Directions.
The complete listing should be restated exactly.

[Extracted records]
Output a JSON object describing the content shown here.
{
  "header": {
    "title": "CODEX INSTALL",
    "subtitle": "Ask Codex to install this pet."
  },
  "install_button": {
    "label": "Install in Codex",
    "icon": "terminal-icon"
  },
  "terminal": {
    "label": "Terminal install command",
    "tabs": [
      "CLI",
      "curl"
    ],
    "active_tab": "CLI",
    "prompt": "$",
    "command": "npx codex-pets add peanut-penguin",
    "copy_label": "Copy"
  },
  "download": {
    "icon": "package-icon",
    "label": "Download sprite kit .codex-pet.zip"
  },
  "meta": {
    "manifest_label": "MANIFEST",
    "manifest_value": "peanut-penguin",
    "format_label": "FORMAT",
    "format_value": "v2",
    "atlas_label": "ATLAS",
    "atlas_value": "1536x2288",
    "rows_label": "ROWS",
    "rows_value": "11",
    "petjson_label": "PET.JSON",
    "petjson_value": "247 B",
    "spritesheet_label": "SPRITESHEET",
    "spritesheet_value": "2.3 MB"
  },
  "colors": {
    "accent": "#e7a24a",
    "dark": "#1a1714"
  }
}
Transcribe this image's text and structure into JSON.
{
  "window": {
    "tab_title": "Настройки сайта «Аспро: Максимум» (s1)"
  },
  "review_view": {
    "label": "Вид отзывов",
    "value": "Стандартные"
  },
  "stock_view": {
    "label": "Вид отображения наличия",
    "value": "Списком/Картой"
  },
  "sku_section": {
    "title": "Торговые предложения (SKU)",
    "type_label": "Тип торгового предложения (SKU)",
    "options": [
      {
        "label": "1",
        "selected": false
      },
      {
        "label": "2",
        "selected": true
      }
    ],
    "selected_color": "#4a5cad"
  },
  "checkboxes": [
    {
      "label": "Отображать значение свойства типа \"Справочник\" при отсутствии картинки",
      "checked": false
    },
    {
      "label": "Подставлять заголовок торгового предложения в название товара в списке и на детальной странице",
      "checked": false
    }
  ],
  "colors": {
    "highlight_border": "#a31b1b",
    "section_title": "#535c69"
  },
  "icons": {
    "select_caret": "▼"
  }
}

Exercise solution.
Output a JSON object describing the content shown here.
{
  "header": {
    "title": "CODEX INSTALL",
    "subtitle": "Ask Codex to install this pet."
  },
  "install_button": {
    "label": "Install in Codex",
    "icon": "terminal-icon"
  },
  "terminal": {
    "label": "Terminal install command",
    "tabs": [
      "CLI",
      "curl"
    ],
    "active_tab": "CLI",
    "prompt": "$",
    "command": "npx codex-pets add peanut-penguin",
    "copy_label": "Copy"
  },
  "download": {
    "icon": "package-icon",
    "label": "Download sprite kit .codex-pet.zip"
  },
  "meta": {
    "manifest_label": "MANIFEST",
    "manifest_value": "peanut-penguin",
    "format_label": "FORMAT",
    "format_value": "v2",
    "atlas_label": "ATLAS",
    "atlas_value": "1536x2288",
    "rows_label": "ROWS",
    "rows_value": "11",
    "petjson_label": "PET.JSON",
    "petjson_value": "247 B",
    "spritesheet_label": "SPRITESHEET",
    "spritesheet_value": "2.3 MB"
  },
  "colors": {
    "accent": "#e7a24a",
    "dark": "#1a1714"
  }
}
Transcribe this image's text and structure into JSON.
{
  "window": {
    "tab_title": "Настройки сайта «Аспро: Максимум» (s1)"
  },
  "review_view": {
    "label": "Вид отзывов",
    "value": "Стандартные"
  },
  "stock_view": {
    "label": "Вид отображения наличия",
    "value": "Списком/Картой"
  },
  "sku_section": {
    "title": "Торговые предложения (SKU)",
    "type_label": "Тип торгового предложения (SKU)",
    "options": [
      {
        "label": "1",
        "selected": false
      },
      {
        "label": "2",
        "selected": true
      }
    ],
    "selected_color": "#4a5cad"
  },
  "checkboxes": [
    {
      "label": "Отображать значение свойства типа \"Справочник\" при отсутствии картинки",
      "checked": false
    },
    {
      "label": "Подставлять заголовок торгового предложения в название товара в списке и на детальной странице",
      "checked": false
    }
  ],
  "colors": {
    "highlight_border": "#a31b1b",
    "section_title": "#535c69"
  },
  "icons": {
    "select_caret": "▼"
  }
}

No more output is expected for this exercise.